▸ Instructions to follow: Write out all of the data without omission, exactly as shown.

BEGIN Provided data

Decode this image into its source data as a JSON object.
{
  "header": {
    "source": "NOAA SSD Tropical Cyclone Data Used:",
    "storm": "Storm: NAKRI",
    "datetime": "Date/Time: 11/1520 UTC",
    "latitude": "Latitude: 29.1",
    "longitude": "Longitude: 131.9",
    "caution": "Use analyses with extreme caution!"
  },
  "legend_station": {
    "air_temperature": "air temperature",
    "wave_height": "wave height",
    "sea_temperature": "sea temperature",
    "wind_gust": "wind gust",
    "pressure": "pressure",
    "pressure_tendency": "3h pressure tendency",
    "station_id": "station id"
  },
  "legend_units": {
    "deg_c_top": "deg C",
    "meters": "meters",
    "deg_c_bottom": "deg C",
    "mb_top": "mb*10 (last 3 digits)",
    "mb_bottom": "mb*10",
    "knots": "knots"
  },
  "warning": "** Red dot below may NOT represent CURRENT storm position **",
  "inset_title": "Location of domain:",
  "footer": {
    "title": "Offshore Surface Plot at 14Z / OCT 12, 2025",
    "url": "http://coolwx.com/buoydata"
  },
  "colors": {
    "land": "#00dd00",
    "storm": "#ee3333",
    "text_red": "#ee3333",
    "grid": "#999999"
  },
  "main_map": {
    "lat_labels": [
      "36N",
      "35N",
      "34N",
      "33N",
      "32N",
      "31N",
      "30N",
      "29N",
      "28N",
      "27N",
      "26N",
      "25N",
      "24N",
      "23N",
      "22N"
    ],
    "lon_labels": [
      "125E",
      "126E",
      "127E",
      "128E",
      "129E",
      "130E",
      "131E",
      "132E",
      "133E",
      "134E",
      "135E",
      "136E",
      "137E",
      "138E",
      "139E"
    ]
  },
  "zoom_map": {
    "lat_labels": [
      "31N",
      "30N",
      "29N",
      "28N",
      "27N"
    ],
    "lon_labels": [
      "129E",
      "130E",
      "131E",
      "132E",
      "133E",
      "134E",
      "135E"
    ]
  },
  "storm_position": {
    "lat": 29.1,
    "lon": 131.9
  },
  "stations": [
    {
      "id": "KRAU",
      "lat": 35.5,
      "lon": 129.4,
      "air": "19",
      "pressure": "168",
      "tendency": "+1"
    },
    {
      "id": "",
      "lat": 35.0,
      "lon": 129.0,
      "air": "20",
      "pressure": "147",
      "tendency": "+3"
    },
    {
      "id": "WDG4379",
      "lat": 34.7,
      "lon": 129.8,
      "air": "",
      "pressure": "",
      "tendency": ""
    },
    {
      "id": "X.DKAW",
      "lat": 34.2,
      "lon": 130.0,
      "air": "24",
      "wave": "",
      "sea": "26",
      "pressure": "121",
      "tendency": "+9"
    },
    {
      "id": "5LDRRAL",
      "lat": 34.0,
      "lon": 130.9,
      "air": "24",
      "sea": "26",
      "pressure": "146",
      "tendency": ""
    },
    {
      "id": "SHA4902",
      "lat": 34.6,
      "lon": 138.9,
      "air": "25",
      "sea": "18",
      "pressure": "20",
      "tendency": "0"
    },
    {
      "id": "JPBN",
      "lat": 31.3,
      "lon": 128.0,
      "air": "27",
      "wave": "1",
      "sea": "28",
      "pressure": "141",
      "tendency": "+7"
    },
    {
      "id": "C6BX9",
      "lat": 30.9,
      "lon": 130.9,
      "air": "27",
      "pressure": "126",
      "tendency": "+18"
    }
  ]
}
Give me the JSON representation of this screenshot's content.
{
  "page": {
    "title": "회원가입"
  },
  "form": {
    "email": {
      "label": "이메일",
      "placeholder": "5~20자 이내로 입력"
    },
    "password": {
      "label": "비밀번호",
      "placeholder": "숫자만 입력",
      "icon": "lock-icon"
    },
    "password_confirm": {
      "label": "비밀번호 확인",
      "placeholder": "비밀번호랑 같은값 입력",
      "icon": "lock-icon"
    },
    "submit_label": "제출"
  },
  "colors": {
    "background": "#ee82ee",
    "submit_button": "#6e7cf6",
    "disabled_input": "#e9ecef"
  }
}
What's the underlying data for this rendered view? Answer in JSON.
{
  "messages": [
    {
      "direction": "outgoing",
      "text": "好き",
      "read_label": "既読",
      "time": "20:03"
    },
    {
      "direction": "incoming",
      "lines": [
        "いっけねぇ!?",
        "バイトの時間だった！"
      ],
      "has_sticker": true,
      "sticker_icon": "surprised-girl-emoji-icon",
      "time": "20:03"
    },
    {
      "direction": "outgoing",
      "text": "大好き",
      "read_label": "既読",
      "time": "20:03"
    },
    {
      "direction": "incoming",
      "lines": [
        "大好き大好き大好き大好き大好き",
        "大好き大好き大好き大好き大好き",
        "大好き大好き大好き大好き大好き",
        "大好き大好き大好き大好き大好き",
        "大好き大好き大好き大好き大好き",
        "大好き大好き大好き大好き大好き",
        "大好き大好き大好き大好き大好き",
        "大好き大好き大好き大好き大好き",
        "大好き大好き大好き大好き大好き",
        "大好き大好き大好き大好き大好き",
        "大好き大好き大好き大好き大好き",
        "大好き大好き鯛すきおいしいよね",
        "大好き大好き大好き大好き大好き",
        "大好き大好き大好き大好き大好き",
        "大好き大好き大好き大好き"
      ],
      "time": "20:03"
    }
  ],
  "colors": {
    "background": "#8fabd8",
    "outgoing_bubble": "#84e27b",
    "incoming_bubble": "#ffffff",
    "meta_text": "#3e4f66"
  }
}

END Provided data

▸ Exercise answer:
Decode this image into its source data as a JSON object.
{
  "header": {
    "source": "NOAA SSD Tropical Cyclone Data Used:",
    "storm": "Storm: NAKRI",
    "datetime": "Date/Time: 11/1520 UTC",
    "latitude": "Latitude: 29.1",
    "longitude": "Longitude: 131.9",
    "caution": "Use analyses with extreme caution!"
  },
  "legend_station": {
    "air_temperature": "air temperature",
    "wave_height": "wave height",
    "sea_temperature": "sea temperature",
    "wind_gust": "wind gust",
    "pressure": "pressure",
    "pressure_tendency": "3h pressure tendency",
    "station_id": "station id"
  },
  "legend_units": {
    "deg_c_top": "deg C",
    "meters": "meters",
    "deg_c_bottom": "deg C",
    "mb_top": "mb*10 (last 3 digits)",
    "mb_bottom": "mb*10",
    "knots": "knots"
  },
  "warning": "** Red dot below may NOT represent CURRENT storm position **",
  "inset_title": "Location of domain:",
  "footer": {
    "title": "Offshore Surface Plot at 14Z / OCT 12, 2025",
    "url": "http://coolwx.com/buoydata"
  },
  "colors": {
    "land": "#00dd00",
    "storm": "#ee3333",
    "text_red": "#ee3333",
    "grid": "#999999"
  },
  "main_map": {
    "lat_labels": [
      "36N",
      "35N",
      "34N",
      "33N",
      "32N",
      "31N",
      "30N",
      "29N",
      "28N",
      "27N",
      "26N",
      "25N",
      "24N",
      "23N",
      "22N"
    ],
    "lon_labels": [
      "125E",
      "126E",
      "127E",
      "128E",
      "129E",
      "130E",
      "131E",
      "132E",
      "133E",
      "134E",
      "135E",
      "136E",
      "137E",
      "138E",
      "139E"
    ]
  },
  "zoom_map": {
    "lat_labels": [
      "31N",
      "30N",
      "29N",
      "28N",
      "27N"
    ],
    "lon_labels": [
      "129E",
      "130E",
      "131E",
      "132E",
      "133E",
      "134E",
      "135E"
    ]
  },
  "storm_position": {
    "lat": 29.1,
    "lon": 131.9
  },
  "stations": [
    {
      "id": "KRAU",
      "lat": 35.5,
      "lon": 129.4,
      "air": "19",
      "pressure": "168",
      "tendency": "+1"
    },
    {
      "id": "",
      "lat": 35.0,
      "lon": 129.0,
      "air": "20",
      "pressure": "147",
      "tendency": "+3"
    },
    {
      "id": "WDG4379",
      "lat": 34.7,
      "lon": 129.8,
      "air": "",
      "pressure": "",
      "tendency": ""
    },
    {
      "id": "X.DKAW",
      "lat": 34.2,
      "lon": 130.0,
      "air": "24",
      "wave": "",
      "sea": "26",
      "pressure": "121",
      "tendency": "+9"
    },
    {
      "id": "5LDRRAL",
      "lat": 34.0,
      "lon": 130.9,
      "air": "24",
      "sea": "26",
      "pressure": "146",
      "tendency": ""
    },
    {
      "id": "SHA4902",
      "lat": 34.6,
      "lon": 138.9,
      "air": "25",
      "sea": "18",
      "pressure": "20",
      "tendency": "0"
    },
    {
      "id": "JPBN",
      "lat": 31.3,
      "lon": 128.0,
      "air": "27",
      "wave": "1",
      "sea": "28",
      "pressure": "141",
      "tendency": "+7"
    },
    {
      "id": "C6BX9",
      "lat": 30.9,
      "lon": 130.9,
      "air": "27",
      "pressure": "126",
      "tendency": "+18"
    }
  ]
}
Give me the JSON representation of this screenshot's content.
{
  "page": {
    "title": "회원가입"
  },
  "form": {
    "email": {
      "label": "이메일",
      "placeholder": "5~20자 이내로 입력"
    },
    "password": {
      "label": "비밀번호",
      "placeholder": "숫자만 입력",
      "icon": "lock-icon"
    },
    "password_confirm": {
      "label": "비밀번호 확인",
      "placeholder": "비밀번호랑 같은값 입력",
      "icon": "lock-icon"
    },
    "submit_label": "제출"
  },
  "colors": {
    "background": "#ee82ee",
    "submit_button": "#6e7cf6",
    "disabled_input": "#e9ecef"
  }
}
What's the underlying data for this rendered view? Answer in JSON.
{
  "messages": [
    {
      "direction": "outgoing",
      "text": "好き",
      "read_label": "既読",
      "time": "20:03"
    },
    {
      "direction": "incoming",
      "lines": [
        "いっけねぇ!?",
        "バイトの時間だった！"
      ],
      "has_sticker": true,
      "sticker_icon": "surprised-girl-emoji-icon",
      "time": "20:03"
    },
    {
      "direction": "outgoing",
      "text": "大好き",
      "read_label": "既読",
      "time": "20:03"
    },
    {
      "direction": "incoming",
      "lines": [
        "大好き大好き大好き大好き大好き",
        "大好き大好き大好き大好き大好き",
        "大好き大好き大好き大好き大好き",
        "大好き大好き大好き大好き大好き",
        "大好き大好き大好き大好き大好き",
        "大好き大好き大好き大好き大好き",
        "大好き大好き大好き大好き大好き",
        "大好き大好き大好き大好き大好き",
        "大好き大好き大好き大好き大好き",
        "大好き大好き大好き大好き大好き",
        "大好き大好き大好き大好き大好き",
        "大好き大好き鯛すきおいしいよね",
        "大好き大好き大好き大好き大好き",
        "大好き大好き大好き大好き大好き",
        "大好き大好き大好き大好き"
      ],
      "time": "20:03"
    }
  ],
  "colors": {
    "background": "#8fabd8",
    "outgoing_bubble": "#84e27b",
    "incoming_bubble": "#ffffff",
    "meta_text": "#3e4f66"
  }
}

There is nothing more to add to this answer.